» **Exercise aim**
Filter the entries below, keeping only lines with the word "xlabel".

» **Task data**
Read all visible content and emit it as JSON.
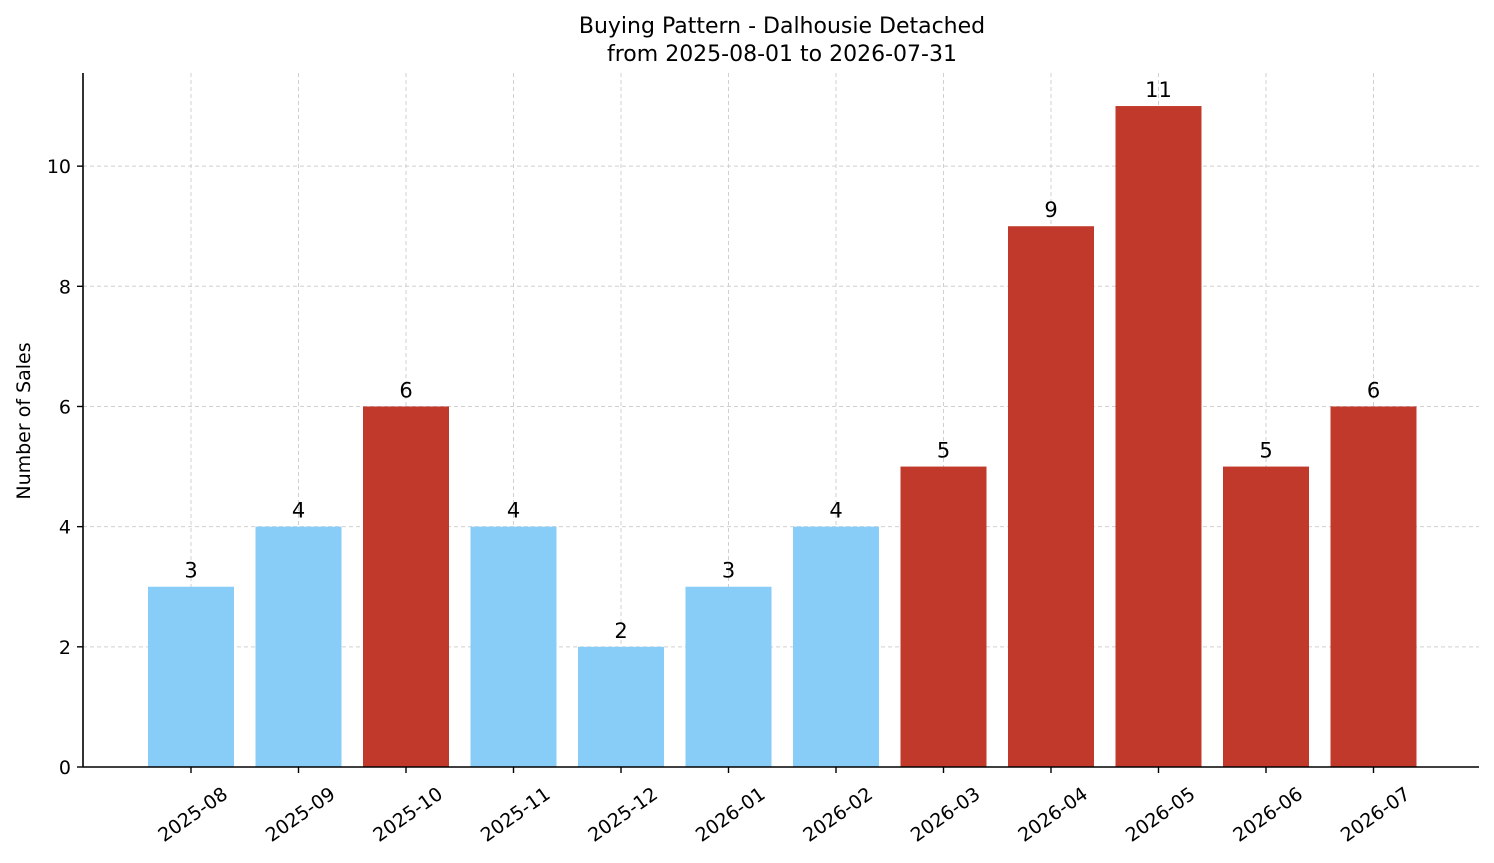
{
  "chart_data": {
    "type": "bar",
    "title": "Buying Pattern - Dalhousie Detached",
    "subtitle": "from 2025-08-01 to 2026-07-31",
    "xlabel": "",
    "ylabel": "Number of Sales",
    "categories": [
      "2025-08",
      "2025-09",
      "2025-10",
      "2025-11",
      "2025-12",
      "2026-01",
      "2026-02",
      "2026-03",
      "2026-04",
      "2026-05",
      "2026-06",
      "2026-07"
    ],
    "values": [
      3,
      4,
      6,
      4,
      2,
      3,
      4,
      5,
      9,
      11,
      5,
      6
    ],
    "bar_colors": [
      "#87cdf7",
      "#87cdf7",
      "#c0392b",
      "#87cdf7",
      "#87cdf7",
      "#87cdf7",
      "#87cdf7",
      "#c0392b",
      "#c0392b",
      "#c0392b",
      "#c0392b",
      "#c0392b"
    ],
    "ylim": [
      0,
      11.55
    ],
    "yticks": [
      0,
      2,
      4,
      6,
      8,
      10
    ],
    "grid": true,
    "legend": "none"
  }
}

--

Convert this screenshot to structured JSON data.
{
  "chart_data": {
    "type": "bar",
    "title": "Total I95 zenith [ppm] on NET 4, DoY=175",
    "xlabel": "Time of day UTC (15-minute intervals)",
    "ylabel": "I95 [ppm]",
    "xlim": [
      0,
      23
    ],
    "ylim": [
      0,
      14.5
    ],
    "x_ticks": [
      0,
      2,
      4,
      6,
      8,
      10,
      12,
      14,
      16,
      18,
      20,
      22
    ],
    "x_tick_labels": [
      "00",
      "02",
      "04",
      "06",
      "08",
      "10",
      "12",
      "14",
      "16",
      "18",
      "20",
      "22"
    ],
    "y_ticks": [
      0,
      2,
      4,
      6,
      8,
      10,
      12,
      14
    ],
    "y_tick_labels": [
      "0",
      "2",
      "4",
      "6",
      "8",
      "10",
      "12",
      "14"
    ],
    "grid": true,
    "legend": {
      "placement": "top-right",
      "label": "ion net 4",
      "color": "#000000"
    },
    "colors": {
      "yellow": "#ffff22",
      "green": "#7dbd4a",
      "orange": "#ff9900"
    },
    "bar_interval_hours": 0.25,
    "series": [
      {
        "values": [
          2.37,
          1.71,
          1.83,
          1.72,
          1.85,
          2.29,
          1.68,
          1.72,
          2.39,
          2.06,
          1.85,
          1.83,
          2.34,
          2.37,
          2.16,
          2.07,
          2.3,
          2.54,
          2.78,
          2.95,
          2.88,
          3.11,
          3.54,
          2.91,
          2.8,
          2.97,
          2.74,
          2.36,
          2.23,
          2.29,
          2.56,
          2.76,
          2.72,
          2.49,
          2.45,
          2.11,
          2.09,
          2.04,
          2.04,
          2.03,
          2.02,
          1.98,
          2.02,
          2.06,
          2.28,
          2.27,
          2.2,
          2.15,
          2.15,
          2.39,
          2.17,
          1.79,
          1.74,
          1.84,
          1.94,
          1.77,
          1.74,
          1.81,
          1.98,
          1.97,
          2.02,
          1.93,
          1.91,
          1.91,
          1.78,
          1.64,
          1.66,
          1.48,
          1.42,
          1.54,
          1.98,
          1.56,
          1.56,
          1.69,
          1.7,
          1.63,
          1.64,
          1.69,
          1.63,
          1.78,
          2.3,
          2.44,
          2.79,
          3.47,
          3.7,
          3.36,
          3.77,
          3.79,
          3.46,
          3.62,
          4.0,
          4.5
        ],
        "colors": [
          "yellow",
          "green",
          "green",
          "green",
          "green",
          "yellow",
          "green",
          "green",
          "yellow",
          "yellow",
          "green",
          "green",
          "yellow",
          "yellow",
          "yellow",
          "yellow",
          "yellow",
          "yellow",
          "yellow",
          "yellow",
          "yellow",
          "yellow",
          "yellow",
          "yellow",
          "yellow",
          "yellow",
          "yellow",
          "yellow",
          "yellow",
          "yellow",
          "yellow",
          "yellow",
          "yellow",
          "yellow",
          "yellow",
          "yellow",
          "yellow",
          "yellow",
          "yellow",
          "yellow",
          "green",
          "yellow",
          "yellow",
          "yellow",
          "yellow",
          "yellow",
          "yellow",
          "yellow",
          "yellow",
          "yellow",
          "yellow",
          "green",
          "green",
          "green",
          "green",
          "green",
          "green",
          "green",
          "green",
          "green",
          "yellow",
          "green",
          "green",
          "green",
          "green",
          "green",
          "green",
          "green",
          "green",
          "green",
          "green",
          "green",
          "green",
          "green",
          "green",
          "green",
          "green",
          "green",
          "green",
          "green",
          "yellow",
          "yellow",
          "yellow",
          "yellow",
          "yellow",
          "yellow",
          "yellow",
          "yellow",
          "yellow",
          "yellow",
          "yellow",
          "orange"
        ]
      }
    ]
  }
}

» **Response below**
    "xlabel": "",
    "xlabel": "Time of day UTC (15-minute intervals)",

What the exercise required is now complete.